Copy out each line of the listing that has the word "triangle" in it.

***** RECORDS FOR THIS TASK *****

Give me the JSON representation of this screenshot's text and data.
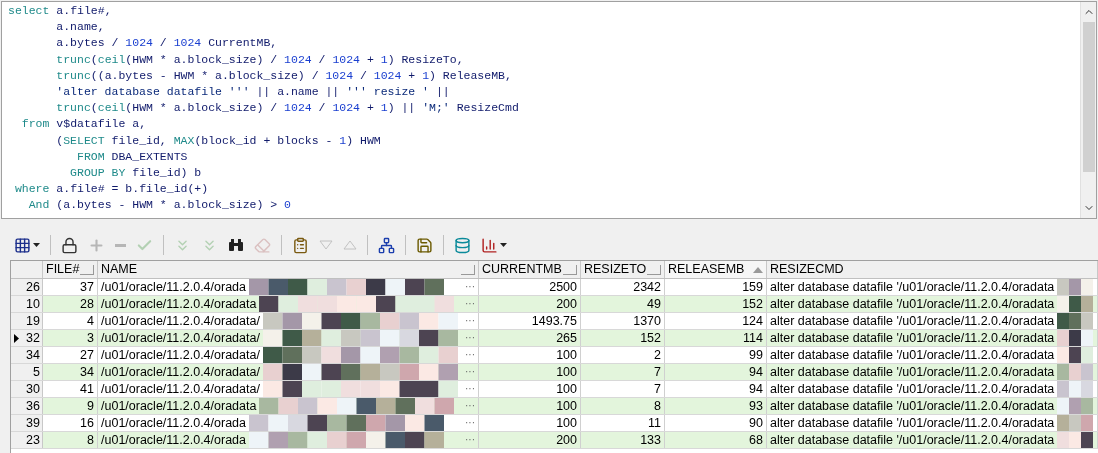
{
  "editor": {
    "lines": [
      [
        {
          "kind": "keyword",
          "text": "select"
        },
        {
          "kind": "plain",
          "text": " a.file#,"
        }
      ],
      [
        {
          "kind": "plain",
          "text": "       a.name,"
        }
      ],
      [
        {
          "kind": "plain",
          "text": "       a.bytes / "
        },
        {
          "kind": "number",
          "text": "1024"
        },
        {
          "kind": "plain",
          "text": " / "
        },
        {
          "kind": "number",
          "text": "1024"
        },
        {
          "kind": "plain",
          "text": " CurrentMB,"
        }
      ],
      [
        {
          "kind": "keyword",
          "text": "       trunc"
        },
        {
          "kind": "plain",
          "text": "("
        },
        {
          "kind": "keyword",
          "text": "ceil"
        },
        {
          "kind": "plain",
          "text": "(HWM * a.block_size) / "
        },
        {
          "kind": "number",
          "text": "1024"
        },
        {
          "kind": "plain",
          "text": " / "
        },
        {
          "kind": "number",
          "text": "1024"
        },
        {
          "kind": "plain",
          "text": " + "
        },
        {
          "kind": "number",
          "text": "1"
        },
        {
          "kind": "plain",
          "text": ") ResizeTo,"
        }
      ],
      [
        {
          "kind": "keyword",
          "text": "       trunc"
        },
        {
          "kind": "plain",
          "text": "((a.bytes - HWM * a.block_size) / "
        },
        {
          "kind": "number",
          "text": "1024"
        },
        {
          "kind": "plain",
          "text": " / "
        },
        {
          "kind": "number",
          "text": "1024"
        },
        {
          "kind": "plain",
          "text": " + "
        },
        {
          "kind": "number",
          "text": "1"
        },
        {
          "kind": "plain",
          "text": ") ReleaseMB,"
        }
      ],
      [
        {
          "kind": "string",
          "text": "       'alter database datafile '''"
        },
        {
          "kind": "plain",
          "text": " || a.name || "
        },
        {
          "kind": "string",
          "text": "''' resize '"
        },
        {
          "kind": "plain",
          "text": " ||"
        }
      ],
      [
        {
          "kind": "keyword",
          "text": "       trunc"
        },
        {
          "kind": "plain",
          "text": "("
        },
        {
          "kind": "keyword",
          "text": "ceil"
        },
        {
          "kind": "plain",
          "text": "(HWM * a.block_size) / "
        },
        {
          "kind": "number",
          "text": "1024"
        },
        {
          "kind": "plain",
          "text": " / "
        },
        {
          "kind": "number",
          "text": "1024"
        },
        {
          "kind": "plain",
          "text": " + "
        },
        {
          "kind": "number",
          "text": "1"
        },
        {
          "kind": "plain",
          "text": ") || "
        },
        {
          "kind": "string",
          "text": "'M;'"
        },
        {
          "kind": "plain",
          "text": " ResizeCmd"
        }
      ],
      [
        {
          "kind": "keyword",
          "text": "  from"
        },
        {
          "kind": "plain",
          "text": " v$datafile a,"
        }
      ],
      [
        {
          "kind": "plain",
          "text": "       ("
        },
        {
          "kind": "keyword",
          "text": "SELECT"
        },
        {
          "kind": "plain",
          "text": " file_id, "
        },
        {
          "kind": "keyword",
          "text": "MAX"
        },
        {
          "kind": "plain",
          "text": "(block_id + blocks - "
        },
        {
          "kind": "number",
          "text": "1"
        },
        {
          "kind": "plain",
          "text": ") HWM"
        }
      ],
      [
        {
          "kind": "keyword",
          "text": "          FROM"
        },
        {
          "kind": "plain",
          "text": " DBA_EXTENTS"
        }
      ],
      [
        {
          "kind": "keyword",
          "text": "         GROUP BY"
        },
        {
          "kind": "plain",
          "text": " file_id) b"
        }
      ],
      [
        {
          "kind": "keyword",
          "text": " where"
        },
        {
          "kind": "plain",
          "text": " a.file# = b.file_id(+)"
        }
      ],
      [
        {
          "kind": "keyword",
          "text": "   And"
        },
        {
          "kind": "plain",
          "text": " (a.bytes - HWM * a.block_size) > "
        },
        {
          "kind": "number",
          "text": "0"
        }
      ]
    ]
  },
  "toolbar": [
    {
      "kind": "grid",
      "disabled": false,
      "dropdown": true
    },
    {
      "kind": "separator"
    },
    {
      "kind": "lock",
      "disabled": false
    },
    {
      "kind": "plus",
      "disabled": true
    },
    {
      "kind": "minus",
      "disabled": true
    },
    {
      "kind": "check",
      "disabled": true
    },
    {
      "kind": "separator"
    },
    {
      "kind": "chevrons",
      "disabled": true
    },
    {
      "kind": "chevrons",
      "disabled": true
    },
    {
      "kind": "binoculars",
      "disabled": false
    },
    {
      "kind": "eraser",
      "disabled": true
    },
    {
      "kind": "separator"
    },
    {
      "kind": "clipboard",
      "disabled": false
    },
    {
      "kind": "triangle-down",
      "disabled": true
    },
    {
      "kind": "triangle-up",
      "disabled": true
    },
    {
      "kind": "separator"
    },
    {
      "kind": "network",
      "disabled": false
    },
    {
      "kind": "separator"
    },
    {
      "kind": "save",
      "disabled": false
    },
    {
      "kind": "separator"
    },
    {
      "kind": "database",
      "disabled": false
    },
    {
      "kind": "chart",
      "disabled": false,
      "dropdown": true
    }
  ],
  "table": {
    "columns": [
      {
        "label": "FILE#",
        "sorted": false
      },
      {
        "label": "NAME",
        "sorted": false
      },
      {
        "label": "CURRENTMB",
        "sorted": false
      },
      {
        "label": "RESIZETO",
        "sorted": false
      },
      {
        "label": "RELEASEMB",
        "sorted": true
      },
      {
        "label": "RESIZECMD",
        "sorted": false
      }
    ],
    "rows": [
      {
        "row": "26",
        "selected": false,
        "cells": [
          "37",
          "/u01/oracle/11.2.0.4/orada",
          "2500",
          "2342",
          "159",
          "alter database datafile '/u01/oracle/11.2.0.4/oradata"
        ],
        "more": "···"
      },
      {
        "row": "10",
        "selected": false,
        "cells": [
          "28",
          "/u01/oracle/11.2.0.4/oradata",
          "200",
          "49",
          "152",
          "alter database datafile '/u01/oracle/11.2.0.4/oradata"
        ],
        "more": "···"
      },
      {
        "row": "19",
        "selected": false,
        "cells": [
          "4",
          "/u01/oracle/11.2.0.4/oradata/",
          "1493.75",
          "1370",
          "124",
          "alter database datafile '/u01/oracle/11.2.0.4/oradata"
        ],
        "more": "···"
      },
      {
        "row": "32",
        "selected": true,
        "cells": [
          "3",
          "/u01/oracle/11.2.0.4/oradata/",
          "265",
          "152",
          "114",
          "alter database datafile '/u01/oracle/11.2.0.4/oradata"
        ],
        "more": "···"
      },
      {
        "row": "34",
        "selected": false,
        "cells": [
          "27",
          "/u01/oracle/11.2.0.4/oradata/",
          "100",
          "2",
          "99",
          "alter database datafile '/u01/oracle/11.2.0.4/oradata"
        ],
        "more": "···"
      },
      {
        "row": "5",
        "selected": false,
        "cells": [
          "34",
          "/u01/oracle/11.2.0.4/oradata/",
          "100",
          "7",
          "94",
          "alter database datafile '/u01/oracle/11.2.0.4/oradata"
        ],
        "more": "···"
      },
      {
        "row": "30",
        "selected": false,
        "cells": [
          "41",
          "/u01/oracle/11.2.0.4/oradata/",
          "100",
          "7",
          "94",
          "alter database datafile '/u01/oracle/11.2.0.4/oradata"
        ],
        "more": "···"
      },
      {
        "row": "36",
        "selected": false,
        "cells": [
          "9",
          "/u01/oracle/11.2.0.4/oradata",
          "100",
          "8",
          "93",
          "alter database datafile '/u01/oracle/11.2.0.4/oradata"
        ],
        "more": "···"
      },
      {
        "row": "39",
        "selected": false,
        "cells": [
          "16",
          "/u01/oracle/11.2.0.4/orada",
          "100",
          "11",
          "90",
          "alter database datafile '/u01/oracle/11.2.0.4/oradata"
        ],
        "more": "···"
      },
      {
        "row": "23",
        "selected": false,
        "cells": [
          "8",
          "/u01/oracle/11.2.0.4/orada",
          "200",
          "133",
          "68",
          "alter database datafile '/u01/oracle/11.2.0.4/oradata"
        ],
        "more": "···"
      }
    ]
  }
}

*****

EXERCISE SOLUTION:
      "kind": "triangle-down",
      "kind": "triangle-up",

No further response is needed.